Task brief
Every line below is to be copied exactly, with the pictures left out.

****************************************

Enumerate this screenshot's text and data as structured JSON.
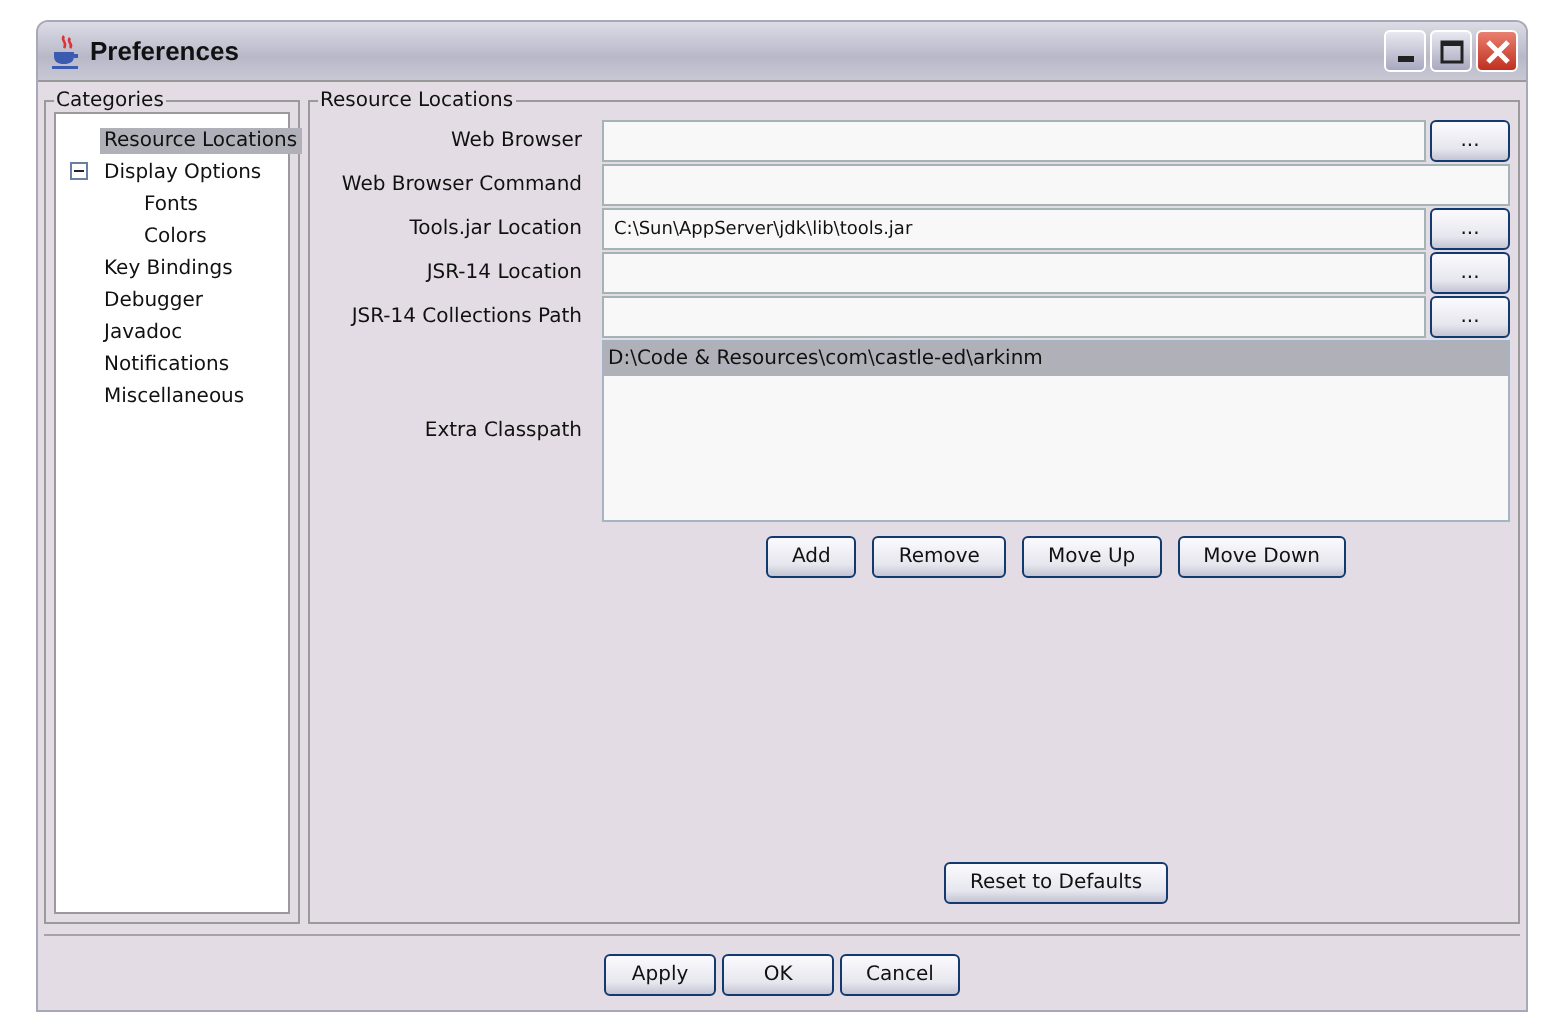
{
  "window": {
    "title": "Preferences"
  },
  "categories": {
    "title": "Categories",
    "items": [
      {
        "label": "Resource Locations",
        "selected": true
      },
      {
        "label": "Display Options",
        "selected": false,
        "expanded": true,
        "children": [
          {
            "label": "Fonts",
            "selected": false
          },
          {
            "label": "Colors",
            "selected": false
          }
        ]
      },
      {
        "label": "Key Bindings",
        "selected": false
      },
      {
        "label": "Debugger",
        "selected": false
      },
      {
        "label": "Javadoc",
        "selected": false
      },
      {
        "label": "Notifications",
        "selected": false
      },
      {
        "label": "Miscellaneous",
        "selected": false
      }
    ]
  },
  "panel": {
    "title": "Resource Locations",
    "fields": [
      {
        "label": "Web Browser",
        "browse": "..."
      },
      {
        "label": "Web Browser Command"
      },
      {
        "label": "Tools.jar Location",
        "value": "C:\\Sun\\AppServer\\jdk\\lib\\tools.jar",
        "browse": "..."
      },
      {
        "label": "JSR-14 Location",
        "browse": "..."
      },
      {
        "label": "JSR-14 Collections Path",
        "browse": "..."
      }
    ],
    "classpath": {
      "label": "Extra Classpath",
      "items": [
        {
          "text": "D:\\Code & Resources\\com\\castle-ed\\arkinm",
          "selected": true
        }
      ],
      "buttons": [
        "Add",
        "Remove",
        "Move Up",
        "Move Down"
      ]
    },
    "reset_button": "Reset to Defaults"
  },
  "buttons": [
    "Apply",
    "OK",
    "Cancel"
  ]
}
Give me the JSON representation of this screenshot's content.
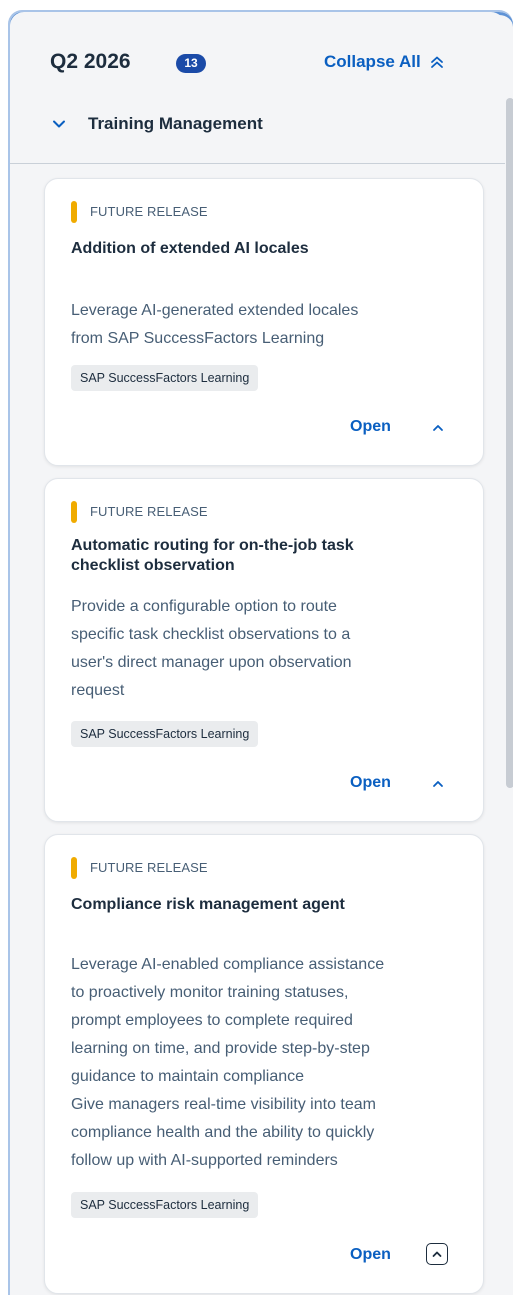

****************************************

Correct answer
Enumerate this screenshot's text and data as structured JSON.
{
  "window": {
    "title": "Preferences"
  },
  "categories": {
    "title": "Categories",
    "items": [
      {
        "label": "Resource Locations",
        "selected": true
      },
      {
        "label": "Display Options",
        "selected": false,
        "expanded": true,
        "children": [
          {
            "label": "Fonts",
            "selected": false
          },
          {
            "label": "Colors",
            "selected": false
          }
        ]
      },
      {
        "label": "Key Bindings",
        "selected": false
      },
      {
        "label": "Debugger",
        "selected": false
      },
      {
        "label": "Javadoc",
        "selected": false
      },
      {
        "label": "Notifications",
        "selected": false
      },
      {
        "label": "Miscellaneous",
        "selected": false
      }
    ]
  },
  "panel": {
    "title": "Resource Locations",
    "fields": [
      {
        "label": "Web Browser",
        "browse": "..."
      },
      {
        "label": "Web Browser Command"
      },
      {
        "label": "Tools.jar Location",
        "value": "C:\\Sun\\AppServer\\jdk\\lib\\tools.jar",
        "browse": "..."
      },
      {
        "label": "JSR-14 Location",
        "browse": "..."
      },
      {
        "label": "JSR-14 Collections Path",
        "browse": "..."
      }
    ],
    "classpath": {
      "label": "Extra Classpath",
      "items": [
        {
          "text": "D:\\Code & Resources\\com\\castle-ed\\arkinm",
          "selected": true
        }
      ],
      "buttons": [
        "Add",
        "Remove",
        "Move Up",
        "Move Down"
      ]
    },
    "reset_button": "Reset to Defaults"
  },
  "buttons": [
    "Apply",
    "OK",
    "Cancel"
  ]
}
Give me the JSON representation of this screenshot's content.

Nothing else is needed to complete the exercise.